LESETEXT:
=-=-=-=-=

RE: 1001 Frage! Hilfe!!!
Hallo du,
wir haben uns ja schon ein bisschen im Chat unterhalten drum fürs erste hier noch ein paar Hinweise.
Wenn du weißt dass der Vater die Vaterschaft leugnen wird kannst du beim Jugendamt vorab anfragen wie es aussieht zur Feststellung der Vaterschaft Blut aus der Nabelschnur zu entnehmen (habe einmal gelesen, dass dies so praktiziert wurde). Das würde das leidvolle Blutabnehmen bei dem dann Säugling ersparen.
Nun zum finaziellen: Du solltest den Vater, bevor du ggf. einen Fachanwalt für Familienrecht mandatierst "in Verzug setzen". Dann mußt du bei einem Vergleich nicht deine Anwaltskosten selbst zahlen. Den Kindesunterhalt kann das Jugendamt machen, es besteht aber auch die Möglichkeit die Beistandschaft abzulehnen und auch dies über einen Anwalt laufen zu lassen.
Zunächst hast du auf alle Fälle einen Anspruch auf eine Säuglingserstlingsausstattung und dann bei Leistungsfähigkeit des Vaters einen Anspruch auf Betreuungsunterhalt, derzeit befristet bis zum vollendeten 3ten Lebensjahr des Kindes. Auch hier würde ich dir raten vorab eine Rechtsberatung in einer Familien oder schwangerenberatungsstelle in Anspruch zu nehmen. Ach ja, ich möchte dich auch noch darauf hinweisen, dass auch ein Differenzbetrag zu deinem dann Gehalt eventuell vom Kindsvater zu zahlen ist und dass derzeit eine Verfassungsklage läuft, dass die Befristung des Betreuungsunterhaltes auf 3 Jahre bei nicht ehelichen Kindern ausgeweitet wird.
Anspruch auf ALG2 (eher sozialgeld) hast du dann, wenn du nicht vermögend bist. Die Arge wird allerdings auch den Kindsvater in Verzug setzen und wenn die Vaterschaft festgestellt ist die erbrachten Leistungen zurückfordern.

=-=-=-=-=

AUSZUG DER ZEILEN:

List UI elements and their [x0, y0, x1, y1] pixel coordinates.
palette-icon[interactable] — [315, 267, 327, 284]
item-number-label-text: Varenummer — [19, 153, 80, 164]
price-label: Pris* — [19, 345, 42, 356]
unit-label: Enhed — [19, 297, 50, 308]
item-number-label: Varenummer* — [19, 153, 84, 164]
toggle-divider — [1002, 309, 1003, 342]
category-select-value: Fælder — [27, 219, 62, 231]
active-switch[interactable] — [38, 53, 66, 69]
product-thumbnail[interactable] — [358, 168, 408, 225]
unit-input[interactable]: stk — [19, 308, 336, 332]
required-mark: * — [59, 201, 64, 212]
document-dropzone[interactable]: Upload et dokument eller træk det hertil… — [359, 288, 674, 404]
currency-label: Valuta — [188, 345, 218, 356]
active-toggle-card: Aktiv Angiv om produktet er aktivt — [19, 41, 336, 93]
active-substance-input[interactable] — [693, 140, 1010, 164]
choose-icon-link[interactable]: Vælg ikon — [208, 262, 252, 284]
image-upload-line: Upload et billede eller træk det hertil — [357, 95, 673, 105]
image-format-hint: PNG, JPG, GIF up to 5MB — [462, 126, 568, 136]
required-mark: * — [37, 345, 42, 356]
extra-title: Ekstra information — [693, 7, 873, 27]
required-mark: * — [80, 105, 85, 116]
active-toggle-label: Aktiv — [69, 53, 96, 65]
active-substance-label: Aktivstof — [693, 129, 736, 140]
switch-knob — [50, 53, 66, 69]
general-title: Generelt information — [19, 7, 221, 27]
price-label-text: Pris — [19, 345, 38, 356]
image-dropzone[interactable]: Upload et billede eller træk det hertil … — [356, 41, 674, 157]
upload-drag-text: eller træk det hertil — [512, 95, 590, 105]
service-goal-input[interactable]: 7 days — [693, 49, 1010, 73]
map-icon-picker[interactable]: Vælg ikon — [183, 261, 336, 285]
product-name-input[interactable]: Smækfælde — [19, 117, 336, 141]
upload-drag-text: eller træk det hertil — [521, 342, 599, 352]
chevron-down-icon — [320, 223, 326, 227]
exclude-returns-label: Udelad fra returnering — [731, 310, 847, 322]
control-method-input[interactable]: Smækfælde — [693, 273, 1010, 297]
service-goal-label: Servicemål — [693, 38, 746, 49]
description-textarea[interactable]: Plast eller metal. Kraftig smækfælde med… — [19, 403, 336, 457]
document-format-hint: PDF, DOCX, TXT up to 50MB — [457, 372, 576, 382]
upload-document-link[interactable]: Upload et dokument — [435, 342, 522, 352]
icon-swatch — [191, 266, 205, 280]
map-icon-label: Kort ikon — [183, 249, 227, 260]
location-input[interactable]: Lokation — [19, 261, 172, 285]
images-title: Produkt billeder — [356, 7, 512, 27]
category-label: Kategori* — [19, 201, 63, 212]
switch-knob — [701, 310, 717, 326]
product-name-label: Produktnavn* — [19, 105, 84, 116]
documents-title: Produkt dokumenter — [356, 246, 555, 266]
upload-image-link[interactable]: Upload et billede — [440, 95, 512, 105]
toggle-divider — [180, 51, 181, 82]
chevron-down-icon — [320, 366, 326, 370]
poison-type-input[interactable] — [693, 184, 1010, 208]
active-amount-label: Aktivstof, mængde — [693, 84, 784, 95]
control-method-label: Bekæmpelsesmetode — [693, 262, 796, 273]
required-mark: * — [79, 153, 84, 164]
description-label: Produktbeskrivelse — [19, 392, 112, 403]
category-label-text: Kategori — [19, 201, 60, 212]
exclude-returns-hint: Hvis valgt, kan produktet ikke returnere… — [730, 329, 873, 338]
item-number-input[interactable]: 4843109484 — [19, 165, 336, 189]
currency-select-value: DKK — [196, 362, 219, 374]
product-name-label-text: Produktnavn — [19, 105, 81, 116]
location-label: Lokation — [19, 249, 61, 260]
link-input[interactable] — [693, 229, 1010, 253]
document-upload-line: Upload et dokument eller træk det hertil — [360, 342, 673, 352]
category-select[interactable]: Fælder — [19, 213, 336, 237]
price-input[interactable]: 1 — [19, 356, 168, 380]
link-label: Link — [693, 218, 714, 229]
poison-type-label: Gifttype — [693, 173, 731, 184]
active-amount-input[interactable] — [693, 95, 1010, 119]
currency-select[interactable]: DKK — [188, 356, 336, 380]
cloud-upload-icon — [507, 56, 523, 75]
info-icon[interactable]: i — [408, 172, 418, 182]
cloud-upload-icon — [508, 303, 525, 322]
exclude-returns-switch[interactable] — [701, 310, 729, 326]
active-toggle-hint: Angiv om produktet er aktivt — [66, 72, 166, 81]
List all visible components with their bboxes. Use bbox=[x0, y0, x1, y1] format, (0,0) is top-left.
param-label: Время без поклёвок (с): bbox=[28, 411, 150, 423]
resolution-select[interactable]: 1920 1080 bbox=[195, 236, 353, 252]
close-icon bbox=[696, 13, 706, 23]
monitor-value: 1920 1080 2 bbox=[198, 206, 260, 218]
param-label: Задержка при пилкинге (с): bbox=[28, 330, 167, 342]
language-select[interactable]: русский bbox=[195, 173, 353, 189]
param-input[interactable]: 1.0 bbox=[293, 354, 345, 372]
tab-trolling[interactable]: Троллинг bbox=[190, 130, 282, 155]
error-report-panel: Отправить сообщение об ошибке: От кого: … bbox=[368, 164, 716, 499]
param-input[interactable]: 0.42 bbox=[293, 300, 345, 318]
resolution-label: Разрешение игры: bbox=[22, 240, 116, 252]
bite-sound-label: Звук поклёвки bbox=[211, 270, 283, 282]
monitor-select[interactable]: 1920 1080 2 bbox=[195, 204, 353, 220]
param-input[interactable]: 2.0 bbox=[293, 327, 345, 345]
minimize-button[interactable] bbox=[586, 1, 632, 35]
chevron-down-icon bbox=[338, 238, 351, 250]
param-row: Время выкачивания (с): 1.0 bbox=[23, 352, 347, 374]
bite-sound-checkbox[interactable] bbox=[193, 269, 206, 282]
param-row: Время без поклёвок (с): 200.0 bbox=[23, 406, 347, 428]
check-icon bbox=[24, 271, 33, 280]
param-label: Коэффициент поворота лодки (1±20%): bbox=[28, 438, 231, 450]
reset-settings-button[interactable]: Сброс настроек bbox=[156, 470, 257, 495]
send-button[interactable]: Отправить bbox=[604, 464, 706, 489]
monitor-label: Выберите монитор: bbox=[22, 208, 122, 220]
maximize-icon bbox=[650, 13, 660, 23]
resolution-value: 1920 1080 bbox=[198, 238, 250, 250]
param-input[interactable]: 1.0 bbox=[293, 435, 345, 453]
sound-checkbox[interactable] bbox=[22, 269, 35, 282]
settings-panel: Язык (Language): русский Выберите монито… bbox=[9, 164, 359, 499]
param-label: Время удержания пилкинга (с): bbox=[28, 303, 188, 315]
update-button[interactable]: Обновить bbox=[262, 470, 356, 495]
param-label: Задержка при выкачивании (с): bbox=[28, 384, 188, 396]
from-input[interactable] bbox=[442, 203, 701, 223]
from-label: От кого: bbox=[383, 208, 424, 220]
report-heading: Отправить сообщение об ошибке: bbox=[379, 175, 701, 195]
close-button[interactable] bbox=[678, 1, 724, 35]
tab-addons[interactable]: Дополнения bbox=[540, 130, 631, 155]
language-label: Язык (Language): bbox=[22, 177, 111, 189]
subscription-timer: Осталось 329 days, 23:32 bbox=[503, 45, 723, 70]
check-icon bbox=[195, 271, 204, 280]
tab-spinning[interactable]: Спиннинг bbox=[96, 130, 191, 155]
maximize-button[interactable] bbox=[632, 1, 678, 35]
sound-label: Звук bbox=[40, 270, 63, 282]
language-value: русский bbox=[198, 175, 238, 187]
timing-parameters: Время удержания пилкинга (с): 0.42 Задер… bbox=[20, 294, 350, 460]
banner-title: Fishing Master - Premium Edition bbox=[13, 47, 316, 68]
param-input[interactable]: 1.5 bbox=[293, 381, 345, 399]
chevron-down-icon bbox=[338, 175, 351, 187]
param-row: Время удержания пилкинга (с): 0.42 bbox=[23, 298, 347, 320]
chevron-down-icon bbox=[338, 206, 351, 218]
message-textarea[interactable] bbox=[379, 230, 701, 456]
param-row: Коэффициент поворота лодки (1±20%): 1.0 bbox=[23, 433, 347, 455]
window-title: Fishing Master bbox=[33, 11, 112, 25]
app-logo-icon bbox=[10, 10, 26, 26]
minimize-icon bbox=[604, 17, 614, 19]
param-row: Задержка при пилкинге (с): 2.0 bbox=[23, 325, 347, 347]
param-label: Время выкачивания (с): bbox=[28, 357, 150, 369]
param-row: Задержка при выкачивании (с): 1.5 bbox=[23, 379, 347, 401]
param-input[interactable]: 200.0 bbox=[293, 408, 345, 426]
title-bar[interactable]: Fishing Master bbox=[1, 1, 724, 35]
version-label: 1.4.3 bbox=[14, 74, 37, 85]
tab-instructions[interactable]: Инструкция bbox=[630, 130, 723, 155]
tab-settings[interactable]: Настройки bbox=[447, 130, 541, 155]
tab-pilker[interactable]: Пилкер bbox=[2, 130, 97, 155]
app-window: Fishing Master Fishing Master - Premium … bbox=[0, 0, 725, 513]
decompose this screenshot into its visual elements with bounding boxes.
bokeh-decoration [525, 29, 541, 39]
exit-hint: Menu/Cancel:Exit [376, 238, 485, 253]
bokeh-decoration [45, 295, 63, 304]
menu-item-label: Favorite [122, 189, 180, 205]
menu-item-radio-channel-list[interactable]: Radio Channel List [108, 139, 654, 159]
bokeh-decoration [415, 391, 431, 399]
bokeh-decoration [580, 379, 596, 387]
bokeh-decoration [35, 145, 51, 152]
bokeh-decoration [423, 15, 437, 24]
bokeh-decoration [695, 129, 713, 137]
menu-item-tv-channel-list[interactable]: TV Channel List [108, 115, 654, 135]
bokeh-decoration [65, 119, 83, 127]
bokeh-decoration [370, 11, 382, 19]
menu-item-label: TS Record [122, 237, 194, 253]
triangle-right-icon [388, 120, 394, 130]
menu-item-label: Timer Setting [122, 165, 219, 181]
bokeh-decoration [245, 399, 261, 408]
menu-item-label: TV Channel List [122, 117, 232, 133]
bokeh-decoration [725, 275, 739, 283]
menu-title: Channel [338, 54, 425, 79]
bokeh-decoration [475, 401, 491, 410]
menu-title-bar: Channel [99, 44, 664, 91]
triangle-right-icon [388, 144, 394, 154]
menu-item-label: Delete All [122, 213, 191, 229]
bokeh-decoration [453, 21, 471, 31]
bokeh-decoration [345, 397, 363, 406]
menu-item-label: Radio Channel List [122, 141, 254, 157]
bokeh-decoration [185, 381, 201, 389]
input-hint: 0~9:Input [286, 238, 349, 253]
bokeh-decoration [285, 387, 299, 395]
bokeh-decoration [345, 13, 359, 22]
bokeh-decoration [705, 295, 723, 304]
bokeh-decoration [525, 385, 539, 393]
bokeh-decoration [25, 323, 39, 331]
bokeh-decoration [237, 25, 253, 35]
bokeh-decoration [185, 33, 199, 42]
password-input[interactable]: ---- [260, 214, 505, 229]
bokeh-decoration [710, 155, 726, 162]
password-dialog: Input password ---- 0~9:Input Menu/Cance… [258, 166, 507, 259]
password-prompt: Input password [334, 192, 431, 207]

=-=-=-=-=

Drucke aus dem Lesetext den Abschnitt von „RE: 1001 Frage!“ bis einschließlich „laufen zu lassen.“ wortgetreu ab. Die Zeilen werden für die Bearbeitung nicht gebraucht.

LÖSUNG ZUR AUFGABE:
RE: 1001 Frage! Hilfe!!!
Hallo du,
wir haben uns ja schon ein bisschen im Chat unterhalten drum fürs erste hier noch ein paar Hinweise.
Wenn du weißt dass der Vater die Vaterschaft leugnen wird kannst du beim Jugendamt vorab anfragen wie es aussieht zur Feststellung der Vaterschaft Blut aus der Nabelschnur zu entnehmen (habe einmal gelesen, dass dies so praktiziert wurde). Das würde das leidvolle Blutabnehmen bei dem dann Säugling ersparen.
Nun zum finaziellen: Du solltest den Vater, bevor du ggf. einen Fachanwalt für Familienrecht mandatierst "in Verzug setzen". Dann mußt du bei einem Vergleich nicht deine Anwaltskosten selbst zahlen. Den Kindesunterhalt kann das Jugendamt machen, es besteht aber auch die Möglichkeit die Beistandschaft abzulehnen und auch dies über einen Anwalt laufen zu lassen.